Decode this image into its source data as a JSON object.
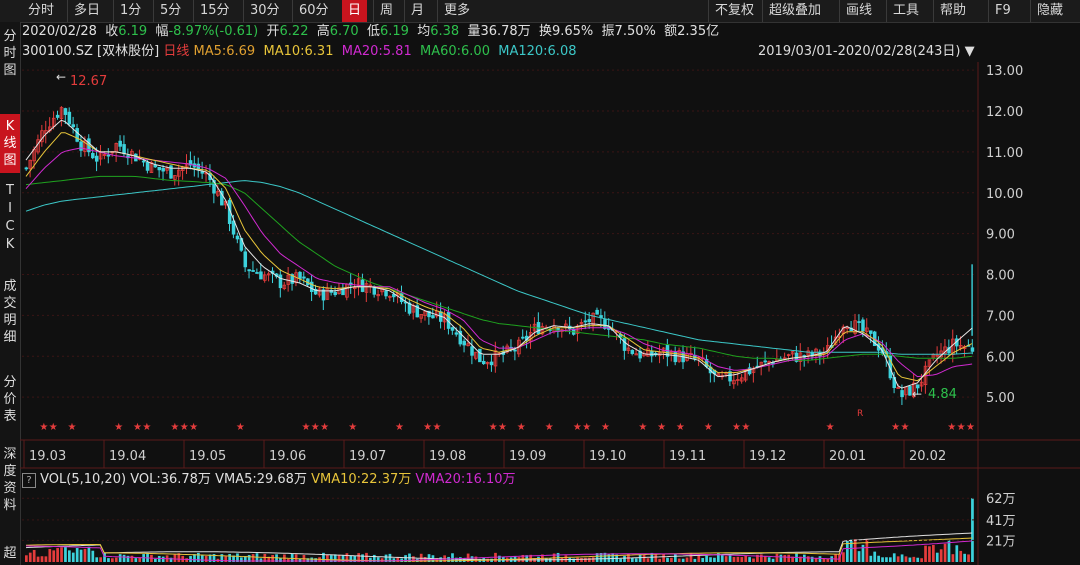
{
  "toolbar": {
    "periods": [
      "分时",
      "多日",
      "1分",
      "5分",
      "15分",
      "30分",
      "60分",
      "日",
      "周",
      "月",
      "更多"
    ],
    "active_period": "日",
    "right_items": [
      "不复权",
      "超级叠加",
      "画线",
      "工具",
      "帮助",
      "F9",
      "隐藏"
    ]
  },
  "sidebar": {
    "items": [
      "分\n时\n图",
      "K\n线\n图",
      "T\nI\nC\nK",
      "成\n交\n明\n细",
      "分\n价\n表",
      "深\n度\n资\n料"
    ],
    "active_index": 1,
    "help_mark": "?",
    "last_char": "超"
  },
  "quote": {
    "date": "2020/02/28",
    "close_label": "收",
    "close": "6.19",
    "change_label": "幅",
    "change": "-8.97%(-0.61)",
    "open_label": "开",
    "open": "6.22",
    "high_label": "高",
    "high": "6.70",
    "low_label": "低",
    "low": "6.19",
    "avg_label": "均",
    "avg": "6.38",
    "volume_label": "量",
    "volume": "36.78万",
    "turnover_label": "换",
    "turnover": "9.65%",
    "amplitude_label": "振",
    "amplitude": "7.50%",
    "amount_label": "额",
    "amount": "2.35亿"
  },
  "ma_bar": {
    "code": "300100.SZ [双林股份]",
    "period": "日线",
    "ma5": "MA5:6.69",
    "ma10": "MA10:6.31",
    "ma20": "MA20:5.81",
    "ma60": "MA60:6.00",
    "ma120": "MA120:6.08",
    "range": "2019/03/01-2020/02/28(243日)"
  },
  "volume_bar": {
    "title": "VOL(5,10,20)",
    "vol": "VOL:36.78万",
    "vma5": "VMA5:29.68万",
    "vma10": "VMA10:22.37万",
    "vma20": "VMA20:16.10万"
  },
  "colors": {
    "up": "#e43c3c",
    "down": "#3cd2dc",
    "ma5": "#e6e6e6",
    "ma10": "#e8c53a",
    "ma20": "#d02ad0",
    "ma60": "#1fa21f",
    "ma120": "#3cc8c8",
    "grid": "#3a1414"
  },
  "chart_data": {
    "type": "candlestick",
    "price_axis": {
      "ticks": [
        "13.00",
        "12.00",
        "11.00",
        "10.00",
        "9.00",
        "8.00",
        "7.00",
        "6.00",
        "5.00"
      ],
      "range": [
        4.0,
        13.2
      ]
    },
    "month_labels": [
      "19.03",
      "19.04",
      "19.05",
      "19.06",
      "19.07",
      "19.08",
      "19.09",
      "19.10",
      "19.11",
      "19.12",
      "20.01",
      "20.02"
    ],
    "annotations": {
      "high": "12.67",
      "low": "4.84",
      "r_mark": "R"
    },
    "volume_axis": {
      "ticks": [
        "62万",
        "41万",
        "21万"
      ],
      "range": [
        0,
        70
      ]
    },
    "price_path": [
      10.6,
      11.6,
      12.1,
      11.2,
      10.8,
      11.2,
      10.9,
      10.6,
      10.5,
      10.7,
      10.4,
      9.6,
      8.2,
      8.0,
      7.8,
      7.9,
      7.5,
      7.6,
      7.8,
      7.7,
      7.6,
      7.2,
      7.0,
      6.9,
      6.4,
      5.9,
      6.0,
      6.2,
      6.7,
      6.8,
      6.6,
      6.9,
      6.8,
      6.2,
      6.0,
      6.1,
      6.0,
      5.9,
      5.4,
      5.5,
      5.7,
      5.9,
      6.0,
      6.0,
      6.1,
      6.9,
      6.6,
      6.2,
      5.0,
      5.3,
      6.0,
      6.3,
      6.2
    ],
    "ma5": [
      10.8,
      11.4,
      11.8,
      11.4,
      11.0,
      11.0,
      10.9,
      10.7,
      10.6,
      10.6,
      10.5,
      9.8,
      8.7,
      8.2,
      7.9,
      7.8,
      7.6,
      7.6,
      7.7,
      7.7,
      7.6,
      7.3,
      7.1,
      6.95,
      6.5,
      6.05,
      6.05,
      6.2,
      6.6,
      6.75,
      6.7,
      6.8,
      6.75,
      6.3,
      6.05,
      6.05,
      6.0,
      5.9,
      5.5,
      5.55,
      5.7,
      5.85,
      5.95,
      6.0,
      6.1,
      6.75,
      6.55,
      6.2,
      5.2,
      5.35,
      5.9,
      6.3,
      6.69
    ],
    "ma10": [
      10.4,
      11.0,
      11.5,
      11.3,
      11.0,
      11.0,
      10.9,
      10.8,
      10.7,
      10.6,
      10.55,
      10.1,
      9.1,
      8.5,
      8.1,
      7.9,
      7.7,
      7.65,
      7.7,
      7.7,
      7.65,
      7.4,
      7.2,
      7.05,
      6.7,
      6.2,
      6.1,
      6.2,
      6.5,
      6.7,
      6.7,
      6.75,
      6.75,
      6.45,
      6.15,
      6.1,
      6.05,
      5.95,
      5.6,
      5.6,
      5.7,
      5.85,
      5.95,
      6.0,
      6.05,
      6.6,
      6.6,
      6.3,
      5.5,
      5.4,
      5.75,
      6.1,
      6.31
    ],
    "ma20": [
      10.1,
      10.6,
      11.0,
      11.1,
      11.0,
      10.9,
      10.85,
      10.8,
      10.75,
      10.7,
      10.6,
      10.35,
      9.7,
      9.0,
      8.5,
      8.2,
      7.9,
      7.8,
      7.75,
      7.7,
      7.7,
      7.5,
      7.3,
      7.15,
      6.9,
      6.4,
      6.2,
      6.2,
      6.4,
      6.6,
      6.65,
      6.7,
      6.7,
      6.55,
      6.3,
      6.15,
      6.1,
      6.0,
      5.75,
      5.65,
      5.7,
      5.8,
      5.9,
      5.95,
      6.0,
      6.4,
      6.55,
      6.35,
      5.85,
      5.5,
      5.55,
      5.75,
      5.81
    ],
    "ma60": [
      10.2,
      10.25,
      10.3,
      10.35,
      10.4,
      10.4,
      10.4,
      10.35,
      10.3,
      10.28,
      10.25,
      10.2,
      10.0,
      9.6,
      9.2,
      8.8,
      8.5,
      8.2,
      8.0,
      7.8,
      7.65,
      7.5,
      7.35,
      7.2,
      7.05,
      6.9,
      6.8,
      6.75,
      6.7,
      6.65,
      6.6,
      6.55,
      6.5,
      6.45,
      6.4,
      6.3,
      6.25,
      6.2,
      6.1,
      6.0,
      5.95,
      5.95,
      5.9,
      5.9,
      5.95,
      6.0,
      6.05,
      6.05,
      6.0,
      5.95,
      5.95,
      5.95,
      6.0
    ],
    "ma120": [
      9.55,
      9.7,
      9.8,
      9.85,
      9.9,
      9.95,
      10.0,
      10.05,
      10.1,
      10.15,
      10.2,
      10.25,
      10.3,
      10.25,
      10.15,
      10.0,
      9.8,
      9.6,
      9.4,
      9.2,
      9.0,
      8.8,
      8.6,
      8.4,
      8.2,
      8.0,
      7.8,
      7.6,
      7.45,
      7.3,
      7.15,
      7.0,
      6.9,
      6.8,
      6.7,
      6.6,
      6.5,
      6.4,
      6.35,
      6.3,
      6.25,
      6.2,
      6.15,
      6.1,
      6.1,
      6.1,
      6.1,
      6.1,
      6.05,
      6.05,
      6.05,
      6.05,
      6.08
    ]
  }
}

--- --- ---

Request: Would you mind returning each entry above word for word, skipping the images?

Full output:
Decode this image into its source data as a JSON object.
{
  "toolbar": {
    "periods": [
      "分时",
      "多日",
      "1分",
      "5分",
      "15分",
      "30分",
      "60分",
      "日",
      "周",
      "月",
      "更多"
    ],
    "active_period": "日",
    "right_items": [
      "不复权",
      "超级叠加",
      "画线",
      "工具",
      "帮助",
      "F9",
      "隐藏"
    ]
  },
  "sidebar": {
    "items": [
      "分\n时\n图",
      "K\n线\n图",
      "T\nI\nC\nK",
      "成\n交\n明\n细",
      "分\n价\n表",
      "深\n度\n资\n料"
    ],
    "active_index": 1,
    "help_mark": "?",
    "last_char": "超"
  },
  "quote": {
    "date": "2020/02/28",
    "close_label": "收",
    "close": "6.19",
    "change_label": "幅",
    "change": "-8.97%(-0.61)",
    "open_label": "开",
    "open": "6.22",
    "high_label": "高",
    "high": "6.70",
    "low_label": "低",
    "low": "6.19",
    "avg_label": "均",
    "avg": "6.38",
    "volume_label": "量",
    "volume": "36.78万",
    "turnover_label": "换",
    "turnover": "9.65%",
    "amplitude_label": "振",
    "amplitude": "7.50%",
    "amount_label": "额",
    "amount": "2.35亿"
  },
  "ma_bar": {
    "code": "300100.SZ [双林股份]",
    "period": "日线",
    "ma5": "MA5:6.69",
    "ma10": "MA10:6.31",
    "ma20": "MA20:5.81",
    "ma60": "MA60:6.00",
    "ma120": "MA120:6.08",
    "range": "2019/03/01-2020/02/28(243日)"
  },
  "volume_bar": {
    "title": "VOL(5,10,20)",
    "vol": "VOL:36.78万",
    "vma5": "VMA5:29.68万",
    "vma10": "VMA10:22.37万",
    "vma20": "VMA20:16.10万"
  },
  "colors": {
    "up": "#e43c3c",
    "down": "#3cd2dc",
    "ma5": "#e6e6e6",
    "ma10": "#e8c53a",
    "ma20": "#d02ad0",
    "ma60": "#1fa21f",
    "ma120": "#3cc8c8",
    "grid": "#3a1414"
  },
  "chart_data": {
    "type": "candlestick",
    "price_axis": {
      "ticks": [
        "13.00",
        "12.00",
        "11.00",
        "10.00",
        "9.00",
        "8.00",
        "7.00",
        "6.00",
        "5.00"
      ],
      "range": [
        4.0,
        13.2
      ]
    },
    "month_labels": [
      "19.03",
      "19.04",
      "19.05",
      "19.06",
      "19.07",
      "19.08",
      "19.09",
      "19.10",
      "19.11",
      "19.12",
      "20.01",
      "20.02"
    ],
    "annotations": {
      "high": "12.67",
      "low": "4.84",
      "r_mark": "R"
    },
    "volume_axis": {
      "ticks": [
        "62万",
        "41万",
        "21万"
      ],
      "range": [
        0,
        70
      ]
    },
    "price_path": [
      10.6,
      11.6,
      12.1,
      11.2,
      10.8,
      11.2,
      10.9,
      10.6,
      10.5,
      10.7,
      10.4,
      9.6,
      8.2,
      8.0,
      7.8,
      7.9,
      7.5,
      7.6,
      7.8,
      7.7,
      7.6,
      7.2,
      7.0,
      6.9,
      6.4,
      5.9,
      6.0,
      6.2,
      6.7,
      6.8,
      6.6,
      6.9,
      6.8,
      6.2,
      6.0,
      6.1,
      6.0,
      5.9,
      5.4,
      5.5,
      5.7,
      5.9,
      6.0,
      6.0,
      6.1,
      6.9,
      6.6,
      6.2,
      5.0,
      5.3,
      6.0,
      6.3,
      6.2
    ],
    "ma5": [
      10.8,
      11.4,
      11.8,
      11.4,
      11.0,
      11.0,
      10.9,
      10.7,
      10.6,
      10.6,
      10.5,
      9.8,
      8.7,
      8.2,
      7.9,
      7.8,
      7.6,
      7.6,
      7.7,
      7.7,
      7.6,
      7.3,
      7.1,
      6.95,
      6.5,
      6.05,
      6.05,
      6.2,
      6.6,
      6.75,
      6.7,
      6.8,
      6.75,
      6.3,
      6.05,
      6.05,
      6.0,
      5.9,
      5.5,
      5.55,
      5.7,
      5.85,
      5.95,
      6.0,
      6.1,
      6.75,
      6.55,
      6.2,
      5.2,
      5.35,
      5.9,
      6.3,
      6.69
    ],
    "ma10": [
      10.4,
      11.0,
      11.5,
      11.3,
      11.0,
      11.0,
      10.9,
      10.8,
      10.7,
      10.6,
      10.55,
      10.1,
      9.1,
      8.5,
      8.1,
      7.9,
      7.7,
      7.65,
      7.7,
      7.7,
      7.65,
      7.4,
      7.2,
      7.05,
      6.7,
      6.2,
      6.1,
      6.2,
      6.5,
      6.7,
      6.7,
      6.75,
      6.75,
      6.45,
      6.15,
      6.1,
      6.05,
      5.95,
      5.6,
      5.6,
      5.7,
      5.85,
      5.95,
      6.0,
      6.05,
      6.6,
      6.6,
      6.3,
      5.5,
      5.4,
      5.75,
      6.1,
      6.31
    ],
    "ma20": [
      10.1,
      10.6,
      11.0,
      11.1,
      11.0,
      10.9,
      10.85,
      10.8,
      10.75,
      10.7,
      10.6,
      10.35,
      9.7,
      9.0,
      8.5,
      8.2,
      7.9,
      7.8,
      7.75,
      7.7,
      7.7,
      7.5,
      7.3,
      7.15,
      6.9,
      6.4,
      6.2,
      6.2,
      6.4,
      6.6,
      6.65,
      6.7,
      6.7,
      6.55,
      6.3,
      6.15,
      6.1,
      6.0,
      5.75,
      5.65,
      5.7,
      5.8,
      5.9,
      5.95,
      6.0,
      6.4,
      6.55,
      6.35,
      5.85,
      5.5,
      5.55,
      5.75,
      5.81
    ],
    "ma60": [
      10.2,
      10.25,
      10.3,
      10.35,
      10.4,
      10.4,
      10.4,
      10.35,
      10.3,
      10.28,
      10.25,
      10.2,
      10.0,
      9.6,
      9.2,
      8.8,
      8.5,
      8.2,
      8.0,
      7.8,
      7.65,
      7.5,
      7.35,
      7.2,
      7.05,
      6.9,
      6.8,
      6.75,
      6.7,
      6.65,
      6.6,
      6.55,
      6.5,
      6.45,
      6.4,
      6.3,
      6.25,
      6.2,
      6.1,
      6.0,
      5.95,
      5.95,
      5.9,
      5.9,
      5.95,
      6.0,
      6.05,
      6.05,
      6.0,
      5.95,
      5.95,
      5.95,
      6.0
    ],
    "ma120": [
      9.55,
      9.7,
      9.8,
      9.85,
      9.9,
      9.95,
      10.0,
      10.05,
      10.1,
      10.15,
      10.2,
      10.25,
      10.3,
      10.25,
      10.15,
      10.0,
      9.8,
      9.6,
      9.4,
      9.2,
      9.0,
      8.8,
      8.6,
      8.4,
      8.2,
      8.0,
      7.8,
      7.6,
      7.45,
      7.3,
      7.15,
      7.0,
      6.9,
      6.8,
      6.7,
      6.6,
      6.5,
      6.4,
      6.35,
      6.3,
      6.25,
      6.2,
      6.15,
      6.1,
      6.1,
      6.1,
      6.1,
      6.1,
      6.05,
      6.05,
      6.05,
      6.05,
      6.08
    ]
  }
}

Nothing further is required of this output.